What is required:
Your job is to restate each entry word for word.

Items from a dataset:
--------------------

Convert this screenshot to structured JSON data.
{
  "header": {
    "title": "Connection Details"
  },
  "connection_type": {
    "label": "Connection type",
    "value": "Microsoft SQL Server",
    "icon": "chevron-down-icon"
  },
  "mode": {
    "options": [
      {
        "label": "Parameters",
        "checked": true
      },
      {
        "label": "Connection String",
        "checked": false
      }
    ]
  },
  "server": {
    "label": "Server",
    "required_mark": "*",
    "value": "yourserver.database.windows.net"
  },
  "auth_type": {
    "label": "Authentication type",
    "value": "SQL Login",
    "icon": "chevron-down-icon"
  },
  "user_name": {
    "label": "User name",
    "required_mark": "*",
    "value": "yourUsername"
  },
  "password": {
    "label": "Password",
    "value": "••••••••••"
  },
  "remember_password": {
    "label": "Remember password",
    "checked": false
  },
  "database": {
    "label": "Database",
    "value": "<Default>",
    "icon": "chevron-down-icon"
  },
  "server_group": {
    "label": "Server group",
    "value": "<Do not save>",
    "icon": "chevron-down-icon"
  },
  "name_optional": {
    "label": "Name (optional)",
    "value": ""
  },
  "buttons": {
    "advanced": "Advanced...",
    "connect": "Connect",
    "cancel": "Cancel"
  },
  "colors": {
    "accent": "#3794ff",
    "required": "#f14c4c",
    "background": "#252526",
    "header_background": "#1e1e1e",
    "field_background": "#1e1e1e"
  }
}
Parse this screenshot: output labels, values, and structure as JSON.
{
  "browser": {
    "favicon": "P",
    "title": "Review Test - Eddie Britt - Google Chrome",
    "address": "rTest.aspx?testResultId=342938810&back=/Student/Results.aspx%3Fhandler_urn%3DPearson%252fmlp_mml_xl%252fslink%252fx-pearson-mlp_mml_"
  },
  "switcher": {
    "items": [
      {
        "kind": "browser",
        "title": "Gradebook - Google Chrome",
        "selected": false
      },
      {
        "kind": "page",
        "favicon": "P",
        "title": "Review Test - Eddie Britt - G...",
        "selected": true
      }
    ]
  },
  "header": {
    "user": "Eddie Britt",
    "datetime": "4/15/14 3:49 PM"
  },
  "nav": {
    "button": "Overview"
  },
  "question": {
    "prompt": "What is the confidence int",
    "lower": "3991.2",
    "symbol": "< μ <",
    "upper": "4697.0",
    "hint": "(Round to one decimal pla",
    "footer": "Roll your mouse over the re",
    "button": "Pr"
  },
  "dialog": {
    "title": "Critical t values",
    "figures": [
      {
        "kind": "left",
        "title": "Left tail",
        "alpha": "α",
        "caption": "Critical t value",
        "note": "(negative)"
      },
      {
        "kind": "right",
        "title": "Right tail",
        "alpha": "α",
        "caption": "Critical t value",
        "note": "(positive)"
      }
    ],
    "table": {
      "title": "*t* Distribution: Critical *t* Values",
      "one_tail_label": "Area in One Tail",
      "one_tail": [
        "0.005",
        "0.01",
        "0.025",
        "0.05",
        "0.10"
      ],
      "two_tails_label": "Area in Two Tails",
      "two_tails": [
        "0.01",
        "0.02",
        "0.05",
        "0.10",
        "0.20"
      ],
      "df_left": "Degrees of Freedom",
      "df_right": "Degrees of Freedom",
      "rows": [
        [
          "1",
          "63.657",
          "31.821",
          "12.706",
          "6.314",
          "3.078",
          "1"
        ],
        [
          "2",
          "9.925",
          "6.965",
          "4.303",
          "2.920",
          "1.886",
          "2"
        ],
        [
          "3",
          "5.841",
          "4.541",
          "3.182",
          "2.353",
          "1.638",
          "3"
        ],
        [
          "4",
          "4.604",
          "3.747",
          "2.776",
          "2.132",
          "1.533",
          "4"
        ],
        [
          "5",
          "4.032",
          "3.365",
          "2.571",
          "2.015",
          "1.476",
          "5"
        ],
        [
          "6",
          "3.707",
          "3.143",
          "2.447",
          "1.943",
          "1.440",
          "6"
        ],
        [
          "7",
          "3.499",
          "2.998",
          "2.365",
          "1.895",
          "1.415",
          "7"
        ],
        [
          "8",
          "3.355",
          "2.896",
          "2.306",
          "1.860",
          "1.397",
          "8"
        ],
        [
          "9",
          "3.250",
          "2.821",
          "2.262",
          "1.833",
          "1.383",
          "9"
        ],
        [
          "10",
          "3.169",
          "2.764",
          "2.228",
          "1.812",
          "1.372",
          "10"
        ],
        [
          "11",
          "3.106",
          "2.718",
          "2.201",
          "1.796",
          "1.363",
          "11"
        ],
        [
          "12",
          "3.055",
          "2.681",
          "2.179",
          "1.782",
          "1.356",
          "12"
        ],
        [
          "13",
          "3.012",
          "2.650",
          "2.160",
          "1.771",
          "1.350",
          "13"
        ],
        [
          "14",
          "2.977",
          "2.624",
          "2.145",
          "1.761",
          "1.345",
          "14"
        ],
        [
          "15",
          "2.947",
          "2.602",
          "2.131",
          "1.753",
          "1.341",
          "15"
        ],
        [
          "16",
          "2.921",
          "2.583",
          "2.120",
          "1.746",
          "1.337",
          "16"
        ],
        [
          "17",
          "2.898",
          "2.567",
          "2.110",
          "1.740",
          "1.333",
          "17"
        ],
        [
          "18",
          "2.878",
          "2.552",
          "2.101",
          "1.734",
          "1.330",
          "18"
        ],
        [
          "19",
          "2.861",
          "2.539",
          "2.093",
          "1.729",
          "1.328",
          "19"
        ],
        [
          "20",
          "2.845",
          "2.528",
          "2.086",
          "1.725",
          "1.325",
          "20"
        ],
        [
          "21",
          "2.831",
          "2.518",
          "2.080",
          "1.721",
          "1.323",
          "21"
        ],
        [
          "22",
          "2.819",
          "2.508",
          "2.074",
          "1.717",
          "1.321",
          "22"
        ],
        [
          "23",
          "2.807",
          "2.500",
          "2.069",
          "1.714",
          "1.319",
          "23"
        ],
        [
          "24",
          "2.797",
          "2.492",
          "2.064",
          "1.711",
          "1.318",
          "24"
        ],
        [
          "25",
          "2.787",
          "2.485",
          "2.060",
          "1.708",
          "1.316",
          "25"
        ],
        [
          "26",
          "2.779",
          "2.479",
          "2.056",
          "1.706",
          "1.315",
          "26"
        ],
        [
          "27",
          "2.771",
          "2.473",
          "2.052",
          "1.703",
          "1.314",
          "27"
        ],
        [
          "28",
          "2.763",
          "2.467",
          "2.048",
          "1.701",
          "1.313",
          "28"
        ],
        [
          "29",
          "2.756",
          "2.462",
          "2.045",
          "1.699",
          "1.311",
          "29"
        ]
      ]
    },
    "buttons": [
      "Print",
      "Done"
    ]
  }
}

--------------------

Response:
Convert this screenshot to structured JSON data.
{
  "header": {
    "title": "Connection Details"
  },
  "connection_type": {
    "label": "Connection type",
    "value": "Microsoft SQL Server",
    "icon": "chevron-down-icon"
  },
  "mode": {
    "options": [
      {
        "label": "Parameters",
        "checked": true
      },
      {
        "label": "Connection String",
        "checked": false
      }
    ]
  },
  "server": {
    "label": "Server",
    "required_mark": "*",
    "value": "yourserver.database.windows.net"
  },
  "auth_type": {
    "label": "Authentication type",
    "value": "SQL Login",
    "icon": "chevron-down-icon"
  },
  "user_name": {
    "label": "User name",
    "required_mark": "*",
    "value": "yourUsername"
  },
  "password": {
    "label": "Password",
    "value": "••••••••••"
  },
  "remember_password": {
    "label": "Remember password",
    "checked": false
  },
  "database": {
    "label": "Database",
    "value": "<Default>",
    "icon": "chevron-down-icon"
  },
  "server_group": {
    "label": "Server group",
    "value": "<Do not save>",
    "icon": "chevron-down-icon"
  },
  "name_optional": {
    "label": "Name (optional)",
    "value": ""
  },
  "buttons": {
    "advanced": "Advanced...",
    "connect": "Connect",
    "cancel": "Cancel"
  },
  "colors": {
    "accent": "#3794ff",
    "required": "#f14c4c",
    "background": "#252526",
    "header_background": "#1e1e1e",
    "field_background": "#1e1e1e"
  }
}
Parse this screenshot: output labels, values, and structure as JSON.
{
  "browser": {
    "favicon": "P",
    "title": "Review Test - Eddie Britt - Google Chrome",
    "address": "rTest.aspx?testResultId=342938810&back=/Student/Results.aspx%3Fhandler_urn%3DPearson%252fmlp_mml_xl%252fslink%252fx-pearson-mlp_mml_"
  },
  "switcher": {
    "items": [
      {
        "kind": "browser",
        "title": "Gradebook - Google Chrome",
        "selected": false
      },
      {
        "kind": "page",
        "favicon": "P",
        "title": "Review Test - Eddie Britt - G...",
        "selected": true
      }
    ]
  },
  "header": {
    "user": "Eddie Britt",
    "datetime": "4/15/14 3:49 PM"
  },
  "nav": {
    "button": "Overview"
  },
  "question": {
    "prompt": "What is the confidence int",
    "lower": "3991.2",
    "symbol": "< μ <",
    "upper": "4697.0",
    "hint": "(Round to one decimal pla",
    "footer": "Roll your mouse over the re",
    "button": "Pr"
  },
  "dialog": {
    "title": "Critical t values",
    "figures": [
      {
        "kind": "left",
        "title": "Left tail",
        "alpha": "α",
        "caption": "Critical t value",
        "note": "(negative)"
      },
      {
        "kind": "right",
        "title": "Right tail",
        "alpha": "α",
        "caption": "Critical t value",
        "note": "(positive)"
      }
    ],
    "table": {
      "title": "*t* Distribution: Critical *t* Values",
      "one_tail_label": "Area in One Tail",
      "one_tail": [
        "0.005",
        "0.01",
        "0.025",
        "0.05",
        "0.10"
      ],
      "two_tails_label": "Area in Two Tails",
      "two_tails": [
        "0.01",
        "0.02",
        "0.05",
        "0.10",
        "0.20"
      ],
      "df_left": "Degrees of Freedom",
      "df_right": "Degrees of Freedom",
      "rows": [
        [
          "1",
          "63.657",
          "31.821",
          "12.706",
          "6.314",
          "3.078",
          "1"
        ],
        [
          "2",
          "9.925",
          "6.965",
          "4.303",
          "2.920",
          "1.886",
          "2"
        ],
        [
          "3",
          "5.841",
          "4.541",
          "3.182",
          "2.353",
          "1.638",
          "3"
        ],
        [
          "4",
          "4.604",
          "3.747",
          "2.776",
          "2.132",
          "1.533",
          "4"
        ],
        [
          "5",
          "4.032",
          "3.365",
          "2.571",
          "2.015",
          "1.476",
          "5"
        ],
        [
          "6",
          "3.707",
          "3.143",
          "2.447",
          "1.943",
          "1.440",
          "6"
        ],
        [
          "7",
          "3.499",
          "2.998",
          "2.365",
          "1.895",
          "1.415",
          "7"
        ],
        [
          "8",
          "3.355",
          "2.896",
          "2.306",
          "1.860",
          "1.397",
          "8"
        ],
        [
          "9",
          "3.250",
          "2.821",
          "2.262",
          "1.833",
          "1.383",
          "9"
        ],
        [
          "10",
          "3.169",
          "2.764",
          "2.228",
          "1.812",
          "1.372",
          "10"
        ],
        [
          "11",
          "3.106",
          "2.718",
          "2.201",
          "1.796",
          "1.363",
          "11"
        ],
        [
          "12",
          "3.055",
          "2.681",
          "2.179",
          "1.782",
          "1.356",
          "12"
        ],
        [
          "13",
          "3.012",
          "2.650",
          "2.160",
          "1.771",
          "1.350",
          "13"
        ],
        [
          "14",
          "2.977",
          "2.624",
          "2.145",
          "1.761",
          "1.345",
          "14"
        ],
        [
          "15",
          "2.947",
          "2.602",
          "2.131",
          "1.753",
          "1.341",
          "15"
        ],
        [
          "16",
          "2.921",
          "2.583",
          "2.120",
          "1.746",
          "1.337",
          "16"
        ],
        [
          "17",
          "2.898",
          "2.567",
          "2.110",
          "1.740",
          "1.333",
          "17"
        ],
        [
          "18",
          "2.878",
          "2.552",
          "2.101",
          "1.734",
          "1.330",
          "18"
        ],
        [
          "19",
          "2.861",
          "2.539",
          "2.093",
          "1.729",
          "1.328",
          "19"
        ],
        [
          "20",
          "2.845",
          "2.528",
          "2.086",
          "1.725",
          "1.325",
          "20"
        ],
        [
          "21",
          "2.831",
          "2.518",
          "2.080",
          "1.721",
          "1.323",
          "21"
        ],
        [
          "22",
          "2.819",
          "2.508",
          "2.074",
          "1.717",
          "1.321",
          "22"
        ],
        [
          "23",
          "2.807",
          "2.500",
          "2.069",
          "1.714",
          "1.319",
          "23"
        ],
        [
          "24",
          "2.797",
          "2.492",
          "2.064",
          "1.711",
          "1.318",
          "24"
        ],
        [
          "25",
          "2.787",
          "2.485",
          "2.060",
          "1.708",
          "1.316",
          "25"
        ],
        [
          "26",
          "2.779",
          "2.479",
          "2.056",
          "1.706",
          "1.315",
          "26"
        ],
        [
          "27",
          "2.771",
          "2.473",
          "2.052",
          "1.703",
          "1.314",
          "27"
        ],
        [
          "28",
          "2.763",
          "2.467",
          "2.048",
          "1.701",
          "1.313",
          "28"
        ],
        [
          "29",
          "2.756",
          "2.462",
          "2.045",
          "1.699",
          "1.311",
          "29"
        ]
      ]
    },
    "buttons": [
      "Print",
      "Done"
    ]
  }
}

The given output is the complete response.